■ **Given problem 1**
According to the Santa Barbara Symphony article, in which state was Emma Lou Diemer born?
■ **Given problem 2**
Transcribe the part of the Santa Barbara Symphony article starting at "Tiny in stature, seemingly" and ending at "all to enjoy.".
■ **Given problem 3**
Write the next part of the Santa Barbara Symphony article, continuing from where it stops.

■ **Selected passage**
+ + + + +
Santa Barbara Symphony on October 19, 2024 - Tributes and Triumphs
Visit the Santa Barbara Symphony website
Read Music and Artistic Director Nir Kabaretti’s bio
Visit guitarist Pablo Sáinz-Villegas’ website
Read In Memoriam: Emma Lou Diemer 1927-2024
Tributes and Triumphs
The special honor for most of us who knew American composer and longtime Santa Barbara resident Emma Lou Diemer (1927-2024) was the opportunity to bask even briefly, in the aura of her indefatigable energy. Like the sprawling prairie from which she came, the Kansas-born composer, who died here at 97 in June 2024, lived every minute of her time with us in happiness, joy, and a purposeful Somewhere Over the Rainbow optimism.
Tiny in stature, seemingly fragile as Delft though actually tough as nails with a side order of discipline, Diemer’s sincerely cheerful personality, her enthusiasm for just about everything, and most importantly her steadfast musical integrity, made her life and music a bright shining object in the classical music firmament. Diemer’s prodigious folio of works large and small are her legacy for us all to enjoy.
+ + + + +
■ **Listing**
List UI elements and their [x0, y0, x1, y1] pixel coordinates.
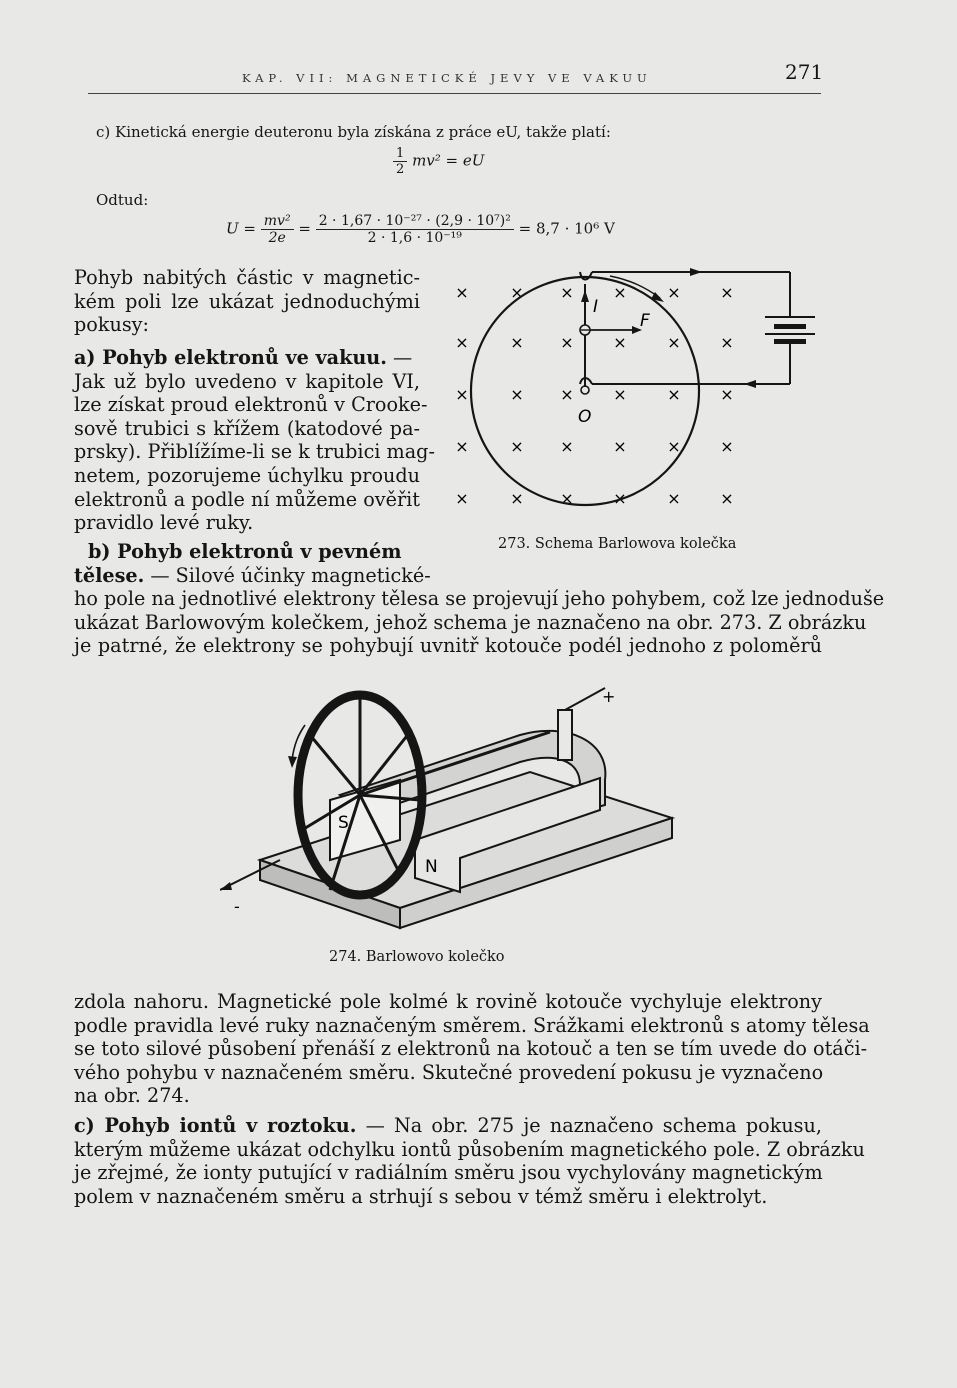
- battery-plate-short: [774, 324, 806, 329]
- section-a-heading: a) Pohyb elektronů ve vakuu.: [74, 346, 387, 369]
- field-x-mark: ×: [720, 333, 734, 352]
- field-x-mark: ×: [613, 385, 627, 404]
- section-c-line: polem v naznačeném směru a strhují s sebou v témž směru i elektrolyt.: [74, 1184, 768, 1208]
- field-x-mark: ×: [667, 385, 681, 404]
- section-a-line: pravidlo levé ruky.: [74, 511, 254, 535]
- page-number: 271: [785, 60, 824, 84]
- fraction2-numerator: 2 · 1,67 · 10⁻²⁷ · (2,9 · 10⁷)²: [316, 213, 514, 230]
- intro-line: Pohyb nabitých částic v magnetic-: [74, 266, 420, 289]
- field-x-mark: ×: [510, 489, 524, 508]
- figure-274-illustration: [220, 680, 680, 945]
+ + + + +
■ **Written response 1**
Kansas

■ **Written response 2**
Tiny in stature, seemingly fragile as Delft though actually tough as nails with a side order of discipline, Diemer’s sincerely cheerful personality, her enthusiasm for just about everything, and most importantly her steadfast musical integrity, made her life and music a bright shining object in the classical music firmament. Diemer’s prodigious folio of works large and small are her legacy for us all to enjoy.

■ **Written response 3**
Music and Artistic Director Nir Kabaretti and the Santa Barbara Symphony opened the orchestra’s 72nd season on October 19 at the Granada Theatre with a particularly apt tribute to Emma Lou Diemer’s creative compositional skills - a work of hers utilizing late Romantic orchestrations, like-minded ensemble balances and colors together with devilish-clever manipulations and melodic references to the composer being “homaged.”
Commissioned and premiered by the Santa Barbara Symphony in 2001, Homage to Tchaikovsky is a feisty concert opener of about six minutes. A perfect musical bon voyage to Emma Lou from her friends and musical colleagues in Santa Barbara, Homage bubbled with energy, pulse, optimism, and not a few winks and nods. Diemer’s playful tunes passed through various departments of the orchestra with sly accessibility and an unmistakably sassy American musical attitude.
Were bits of Tchaikovsky tunes present, however fractured, in Diemer’s compositional mashup? Honestly, I didn’t hear any in 2001, nor at this second opportunity on October 19, which is likely the point. Every time I convince myself there are no recognizable Tchaikovsky tune fragments in the piece, I see Emma Lou Diemer’s face looking down at me with that famously disarming twinkle in her eye!
The composer admitted in an earlier program note the piece was her first use of the technique of hiding fragments and other characteristics of one composer within a “fresh” composition by another. If themes from Tchaikovsky’s jukebox are there, hats off to Diemer’s skills at smoke and mirrors, the very object of the exercise. Kabaretti and the orchestra gave their own homage to Diemer’s genius with a performance that bristled with playful energy and technical expertise.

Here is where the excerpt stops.